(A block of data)
****************

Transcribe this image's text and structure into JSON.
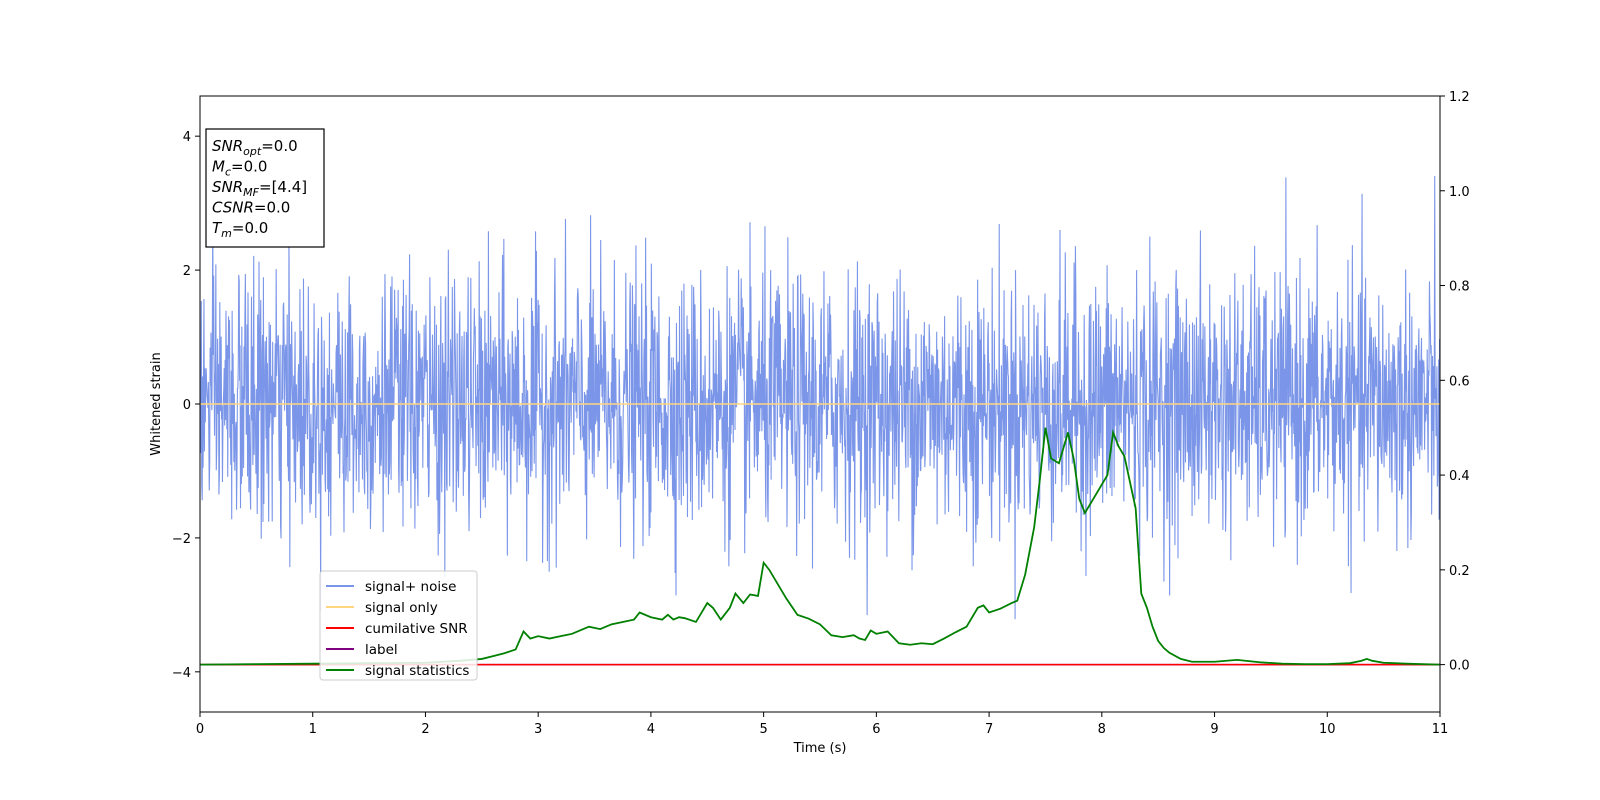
{
  "chart_data": {
    "type": "line",
    "xlabel": "Time (s)",
    "ylabel": "Whitened strain",
    "xlim": [
      0,
      11
    ],
    "ylim_left": [
      -4.6,
      4.6
    ],
    "ylim_right": [
      -0.1,
      1.2
    ],
    "x_ticks": [
      "0",
      "1",
      "2",
      "3",
      "4",
      "5",
      "6",
      "7",
      "8",
      "9",
      "10",
      "11"
    ],
    "y_left_ticks": [
      "−4",
      "−2",
      "0",
      "2",
      "4"
    ],
    "y_right_ticks": [
      "0.0",
      "0.2",
      "0.4",
      "0.6",
      "0.8",
      "1.0",
      "1.2"
    ],
    "grid": false,
    "legend_position": "lower-left",
    "info_box": {
      "lines": [
        {
          "main": "SNR",
          "sub": "opt",
          "value": "=0.0"
        },
        {
          "main": "M",
          "sub": "c",
          "value": "=0.0"
        },
        {
          "main": "SNR",
          "sub": "MF",
          "value": "=[4.4]"
        },
        {
          "main": "CSNR",
          "sub": "",
          "value": "=0.0"
        },
        {
          "main": "T",
          "sub": "m",
          "value": "=0.0"
        }
      ]
    },
    "series": [
      {
        "name": "signal+ noise",
        "color": "#7b96e8",
        "axis": "left",
        "kind": "noise",
        "sigma": 0.95,
        "sample_rate": 256
      },
      {
        "name": "signal only",
        "color": "#ffd580",
        "axis": "left",
        "x": [
          0,
          11
        ],
        "values": [
          0,
          0
        ]
      },
      {
        "name": "cumilative SNR",
        "color": "#ff0000",
        "axis": "right",
        "x": [
          0,
          11
        ],
        "values": [
          0,
          0
        ]
      },
      {
        "name": "label",
        "color": "#800080",
        "axis": "right",
        "x": [
          0,
          11
        ],
        "values": [
          0,
          0
        ]
      },
      {
        "name": "signal statistics",
        "color": "#008000",
        "axis": "right",
        "x": [
          0,
          0.5,
          1.0,
          1.5,
          2.0,
          2.3,
          2.5,
          2.6,
          2.7,
          2.8,
          2.87,
          2.93,
          3.0,
          3.1,
          3.2,
          3.3,
          3.35,
          3.45,
          3.55,
          3.65,
          3.75,
          3.85,
          3.9,
          4.0,
          4.1,
          4.15,
          4.2,
          4.25,
          4.3,
          4.4,
          4.5,
          4.55,
          4.62,
          4.7,
          4.75,
          4.82,
          4.88,
          4.95,
          5.0,
          5.05,
          5.1,
          5.2,
          5.3,
          5.4,
          5.5,
          5.6,
          5.7,
          5.8,
          5.85,
          5.9,
          5.95,
          6.0,
          6.1,
          6.2,
          6.3,
          6.4,
          6.5,
          6.6,
          6.7,
          6.8,
          6.9,
          6.95,
          7.0,
          7.1,
          7.2,
          7.25,
          7.32,
          7.4,
          7.45,
          7.5,
          7.55,
          7.62,
          7.7,
          7.75,
          7.8,
          7.85,
          7.9,
          7.95,
          8.0,
          8.05,
          8.1,
          8.15,
          8.2,
          8.3,
          8.35,
          8.4,
          8.45,
          8.5,
          8.55,
          8.6,
          8.7,
          8.8,
          9.0,
          9.2,
          9.4,
          9.6,
          9.8,
          10.0,
          10.2,
          10.3,
          10.35,
          10.4,
          10.5,
          10.7,
          11.0
        ],
        "values": [
          0.0,
          0.001,
          0.002,
          0.003,
          0.004,
          0.008,
          0.012,
          0.018,
          0.024,
          0.032,
          0.07,
          0.055,
          0.06,
          0.055,
          0.06,
          0.065,
          0.07,
          0.08,
          0.075,
          0.085,
          0.09,
          0.095,
          0.11,
          0.1,
          0.095,
          0.105,
          0.095,
          0.1,
          0.098,
          0.09,
          0.13,
          0.12,
          0.095,
          0.12,
          0.15,
          0.13,
          0.148,
          0.145,
          0.215,
          0.2,
          0.18,
          0.14,
          0.105,
          0.097,
          0.085,
          0.062,
          0.058,
          0.062,
          0.055,
          0.052,
          0.072,
          0.065,
          0.07,
          0.045,
          0.042,
          0.045,
          0.043,
          0.055,
          0.068,
          0.08,
          0.12,
          0.125,
          0.11,
          0.118,
          0.13,
          0.135,
          0.19,
          0.29,
          0.39,
          0.5,
          0.435,
          0.425,
          0.49,
          0.435,
          0.35,
          0.32,
          0.34,
          0.36,
          0.38,
          0.4,
          0.49,
          0.46,
          0.44,
          0.33,
          0.15,
          0.12,
          0.08,
          0.05,
          0.035,
          0.025,
          0.012,
          0.006,
          0.006,
          0.01,
          0.005,
          0.002,
          0.001,
          0.001,
          0.003,
          0.008,
          0.012,
          0.008,
          0.004,
          0.002,
          0.0
        ]
      }
    ]
  }
}
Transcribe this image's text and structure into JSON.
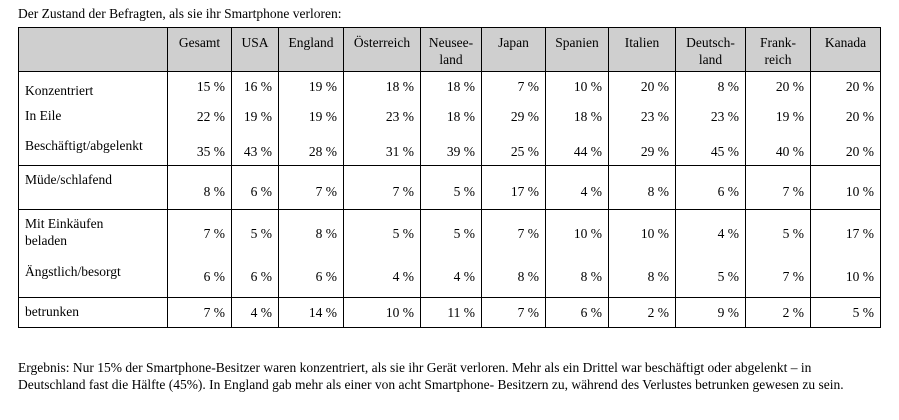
{
  "caption": "Der Zustand der Befragten, als sie ihr Smartphone verloren:",
  "columns": [
    "Gesamt",
    "USA",
    "England",
    "Österreich",
    "Neusee-\nland",
    "Japan",
    "Spanien",
    "Italien",
    "Deutsch-\nland",
    "Frank-\nreich",
    "Kanada"
  ],
  "rows": [
    {
      "label": "Konzentriert",
      "values": [
        "15 %",
        "16 %",
        "19 %",
        "18 %",
        "18 %",
        "7 %",
        "10 %",
        "20 %",
        "8 %",
        "20 %",
        "20 %"
      ]
    },
    {
      "label": "In Eile",
      "values": [
        "22 %",
        "19 %",
        "19 %",
        "23 %",
        "18 %",
        "29 %",
        "18 %",
        "23 %",
        "23 %",
        "19 %",
        "20 %"
      ]
    },
    {
      "label": "Beschäftigt/abgelenkt",
      "values": [
        "35 %",
        "43 %",
        "28 %",
        "31 %",
        "39 %",
        "25 %",
        "44 %",
        "29 %",
        "45 %",
        "40 %",
        "20 %"
      ]
    },
    {
      "label": "Müde/schlafend",
      "values": [
        "8 %",
        "6 %",
        "7 %",
        "7 %",
        "5 %",
        "17 %",
        "4 %",
        "8 %",
        "6 %",
        "7 %",
        "10 %"
      ]
    },
    {
      "label": "Mit Einkäufen\nbeladen",
      "values": [
        "7 %",
        "5 %",
        "8 %",
        "5 %",
        "5 %",
        "7 %",
        "10 %",
        "10 %",
        "4 %",
        "5 %",
        "17 %"
      ]
    },
    {
      "label": "Ängstlich/besorgt",
      "values": [
        "6 %",
        "6 %",
        "6 %",
        "4 %",
        "4 %",
        "8 %",
        "8 %",
        "8 %",
        "5 %",
        "7 %",
        "10 %"
      ]
    },
    {
      "label": "betrunken",
      "values": [
        "7 %",
        "4 %",
        "14 %",
        "10 %",
        "11 %",
        "7 %",
        "6 %",
        "2 %",
        "9 %",
        "2 %",
        "5 %"
      ]
    }
  ],
  "result": "Ergebnis: Nur 15% der Smartphone-Besitzer waren konzentriert, als sie ihr Gerät verloren. Mehr als ein Drittel war beschäftigt oder abgelenkt – in Deutschland fast die Hälfte (45%). In England  gab mehr als einer von acht Smartphone- Besitzern zu, während des Verlustes betrunken gewesen zu sein."
}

****************

◆ Problem ◆
Pictures are not part of the copy; output everything else in the records exactly.

◆ Exercise response ◆
Transcribe this image's text and structure into JSON.
{
  "chart_data": {
    "type": "line",
    "xlabel": "Time (s)",
    "ylabel": "Whitened strain",
    "xlim": [
      0,
      11
    ],
    "ylim_left": [
      -4.6,
      4.6
    ],
    "ylim_right": [
      -0.1,
      1.2
    ],
    "x_ticks": [
      "0",
      "1",
      "2",
      "3",
      "4",
      "5",
      "6",
      "7",
      "8",
      "9",
      "10",
      "11"
    ],
    "y_left_ticks": [
      "−4",
      "−2",
      "0",
      "2",
      "4"
    ],
    "y_right_ticks": [
      "0.0",
      "0.2",
      "0.4",
      "0.6",
      "0.8",
      "1.0",
      "1.2"
    ],
    "grid": false,
    "legend_position": "lower-left",
    "info_box": {
      "lines": [
        {
          "main": "SNR",
          "sub": "opt",
          "value": "=0.0"
        },
        {
          "main": "M",
          "sub": "c",
          "value": "=0.0"
        },
        {
          "main": "SNR",
          "sub": "MF",
          "value": "=[4.4]"
        },
        {
          "main": "CSNR",
          "sub": "",
          "value": "=0.0"
        },
        {
          "main": "T",
          "sub": "m",
          "value": "=0.0"
        }
      ]
    },
    "series": [
      {
        "name": "signal+ noise",
        "color": "#7b96e8",
        "axis": "left",
        "kind": "noise",
        "sigma": 0.95,
        "sample_rate": 256
      },
      {
        "name": "signal only",
        "color": "#ffd580",
        "axis": "left",
        "x": [
          0,
          11
        ],
        "values": [
          0,
          0
        ]
      },
      {
        "name": "cumilative SNR",
        "color": "#ff0000",
        "axis": "right",
        "x": [
          0,
          11
        ],
        "values": [
          0,
          0
        ]
      },
      {
        "name": "label",
        "color": "#800080",
        "axis": "right",
        "x": [
          0,
          11
        ],
        "values": [
          0,
          0
        ]
      },
      {
        "name": "signal statistics",
        "color": "#008000",
        "axis": "right",
        "x": [
          0,
          0.5,
          1.0,
          1.5,
          2.0,
          2.3,
          2.5,
          2.6,
          2.7,
          2.8,
          2.87,
          2.93,
          3.0,
          3.1,
          3.2,
          3.3,
          3.35,
          3.45,
          3.55,
          3.65,
          3.75,
          3.85,
          3.9,
          4.0,
          4.1,
          4.15,
          4.2,
          4.25,
          4.3,
          4.4,
          4.5,
          4.55,
          4.62,
          4.7,
          4.75,
          4.82,
          4.88,
          4.95,
          5.0,
          5.05,
          5.1,
          5.2,
          5.3,
          5.4,
          5.5,
          5.6,
          5.7,
          5.8,
          5.85,
          5.9,
          5.95,
          6.0,
          6.1,
          6.2,
          6.3,
          6.4,
          6.5,
          6.6,
          6.7,
          6.8,
          6.9,
          6.95,
          7.0,
          7.1,
          7.2,
          7.25,
          7.32,
          7.4,
          7.45,
          7.5,
          7.55,
          7.62,
          7.7,
          7.75,
          7.8,
          7.85,
          7.9,
          7.95,
          8.0,
          8.05,
          8.1,
          8.15,
          8.2,
          8.3,
          8.35,
          8.4,
          8.45,
          8.5,
          8.55,
          8.6,
          8.7,
          8.8,
          9.0,
          9.2,
          9.4,
          9.6,
          9.8,
          10.0,
          10.2,
          10.3,
          10.35,
          10.4,
          10.5,
          10.7,
          11.0
        ],
        "values": [
          0.0,
          0.001,
          0.002,
          0.003,
          0.004,
          0.008,
          0.012,
          0.018,
          0.024,
          0.032,
          0.07,
          0.055,
          0.06,
          0.055,
          0.06,
          0.065,
          0.07,
          0.08,
          0.075,
          0.085,
          0.09,
          0.095,
          0.11,
          0.1,
          0.095,
          0.105,
          0.095,
          0.1,
          0.098,
          0.09,
          0.13,
          0.12,
          0.095,
          0.12,
          0.15,
          0.13,
          0.148,
          0.145,
          0.215,
          0.2,
          0.18,
          0.14,
          0.105,
          0.097,
          0.085,
          0.062,
          0.058,
          0.062,
          0.055,
          0.052,
          0.072,
          0.065,
          0.07,
          0.045,
          0.042,
          0.045,
          0.043,
          0.055,
          0.068,
          0.08,
          0.12,
          0.125,
          0.11,
          0.118,
          0.13,
          0.135,
          0.19,
          0.29,
          0.39,
          0.5,
          0.435,
          0.425,
          0.49,
          0.435,
          0.35,
          0.32,
          0.34,
          0.36,
          0.38,
          0.4,
          0.49,
          0.46,
          0.44,
          0.33,
          0.15,
          0.12,
          0.08,
          0.05,
          0.035,
          0.025,
          0.012,
          0.006,
          0.006,
          0.01,
          0.005,
          0.002,
          0.001,
          0.001,
          0.003,
          0.008,
          0.012,
          0.008,
          0.004,
          0.002,
          0.0
        ]
      }
    ]
  }
}
Transcribe this image's text and structure into JSON.
{
  "caption": "Der Zustand der Befragten, als sie ihr Smartphone verloren:",
  "columns": [
    "Gesamt",
    "USA",
    "England",
    "Österreich",
    "Neusee-\nland",
    "Japan",
    "Spanien",
    "Italien",
    "Deutsch-\nland",
    "Frank-\nreich",
    "Kanada"
  ],
  "rows": [
    {
      "label": "Konzentriert",
      "values": [
        "15 %",
        "16 %",
        "19 %",
        "18 %",
        "18 %",
        "7 %",
        "10 %",
        "20 %",
        "8 %",
        "20 %",
        "20 %"
      ]
    },
    {
      "label": "In Eile",
      "values": [
        "22 %",
        "19 %",
        "19 %",
        "23 %",
        "18 %",
        "29 %",
        "18 %",
        "23 %",
        "23 %",
        "19 %",
        "20 %"
      ]
    },
    {
      "label": "Beschäftigt/abgelenkt",
      "values": [
        "35 %",
        "43 %",
        "28 %",
        "31 %",
        "39 %",
        "25 %",
        "44 %",
        "29 %",
        "45 %",
        "40 %",
        "20 %"
      ]
    },
    {
      "label": "Müde/schlafend",
      "values": [
        "8 %",
        "6 %",
        "7 %",
        "7 %",
        "5 %",
        "17 %",
        "4 %",
        "8 %",
        "6 %",
        "7 %",
        "10 %"
      ]
    },
    {
      "label": "Mit Einkäufen\nbeladen",
      "values": [
        "7 %",
        "5 %",
        "8 %",
        "5 %",
        "5 %",
        "7 %",
        "10 %",
        "10 %",
        "4 %",
        "5 %",
        "17 %"
      ]
    },
    {
      "label": "Ängstlich/besorgt",
      "values": [
        "6 %",
        "6 %",
        "6 %",
        "4 %",
        "4 %",
        "8 %",
        "8 %",
        "8 %",
        "5 %",
        "7 %",
        "10 %"
      ]
    },
    {
      "label": "betrunken",
      "values": [
        "7 %",
        "4 %",
        "14 %",
        "10 %",
        "11 %",
        "7 %",
        "6 %",
        "2 %",
        "9 %",
        "2 %",
        "5 %"
      ]
    }
  ],
  "result": "Ergebnis: Nur 15% der Smartphone-Besitzer waren konzentriert, als sie ihr Gerät verloren. Mehr als ein Drittel war beschäftigt oder abgelenkt – in Deutschland fast die Hälfte (45%). In England  gab mehr als einer von acht Smartphone- Besitzern zu, während des Verlustes betrunken gewesen zu sein."
}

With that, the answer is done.